[WHAT IS ASKED]
Pick up the essay below about a child's murder and the search for justice, and continue it from its final sentence.

[EXCERPT TO READ]
┌──

Yom Hazikaron 2012 at the Kotel [Image Source] |
After a child’s
murder, a search for justice
FRIMET ROTH
It has been a
struggle to keep my daughter’s memory alive. Israeli society prefers to forget
terror attacks and forge ahead. Foreign journalists marvel at the haste with
which every trace of carnage left at a site is removed; at the quick return of
traffic and normality. But for 24 hours each year, we lift the lid on our grief
and let the tears flow.
My precious Malki died
at the age of fifteen in the terror attack that has come to symbolize the
Second Intifada: the bombing of the Jerusalem's Sbarro Restaurant in August,
2001. That massacre snuffed out the lives of fifteen Jews, among them eight
children, the youngest of whom was two.
I suggest we focus
this Remembrance Day on the 129 Israeli children killed by Palestinian
terrorists during the past thirteen years. The world is preoccupied with mourning
Palestinian children and has forgotten the atrocities committed against Jewish
children. We must remind them.

└──

[GIVEN RECORDS]

┌──

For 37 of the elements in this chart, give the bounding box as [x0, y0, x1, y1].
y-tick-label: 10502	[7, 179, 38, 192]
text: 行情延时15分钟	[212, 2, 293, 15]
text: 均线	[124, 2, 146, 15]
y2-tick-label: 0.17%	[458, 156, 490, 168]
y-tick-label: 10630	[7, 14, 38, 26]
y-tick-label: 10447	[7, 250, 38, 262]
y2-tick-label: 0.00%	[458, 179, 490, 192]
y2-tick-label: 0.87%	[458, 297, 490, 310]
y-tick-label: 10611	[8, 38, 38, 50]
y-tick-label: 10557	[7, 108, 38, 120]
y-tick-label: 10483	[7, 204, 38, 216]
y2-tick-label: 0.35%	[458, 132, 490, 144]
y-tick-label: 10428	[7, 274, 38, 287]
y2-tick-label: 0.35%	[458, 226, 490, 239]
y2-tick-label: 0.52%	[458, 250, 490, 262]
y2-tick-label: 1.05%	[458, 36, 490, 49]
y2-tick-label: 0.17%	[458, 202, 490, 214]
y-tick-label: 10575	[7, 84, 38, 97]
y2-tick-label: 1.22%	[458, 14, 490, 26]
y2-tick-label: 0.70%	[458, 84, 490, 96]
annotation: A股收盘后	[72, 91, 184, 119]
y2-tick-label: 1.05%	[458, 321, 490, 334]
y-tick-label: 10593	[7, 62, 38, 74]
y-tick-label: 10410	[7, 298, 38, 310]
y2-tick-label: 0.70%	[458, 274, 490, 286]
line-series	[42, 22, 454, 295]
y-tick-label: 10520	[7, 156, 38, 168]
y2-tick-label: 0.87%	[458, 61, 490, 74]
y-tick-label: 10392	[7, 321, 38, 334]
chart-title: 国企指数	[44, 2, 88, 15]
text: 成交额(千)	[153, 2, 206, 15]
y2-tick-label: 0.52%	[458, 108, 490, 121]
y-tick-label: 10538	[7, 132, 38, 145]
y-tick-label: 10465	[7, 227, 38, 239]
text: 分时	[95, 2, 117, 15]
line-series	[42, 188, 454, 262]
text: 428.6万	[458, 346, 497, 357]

└──

[SOLVED PROBLEM]
Malki left us only
her writings and her art. They offer a glimpse into the soul of a sensitive,
religious, idealistic, artistic and talented Israeli teen.
Malki's diary entry from February 2001 |
She kept a diary
between September 2000 and June 2001. There, interspersed with long, involved
accounts of school, Ezra (a youth organization in which she was a young leader)
and family activities are the details of each terror attack perpetrated during
those 10 months.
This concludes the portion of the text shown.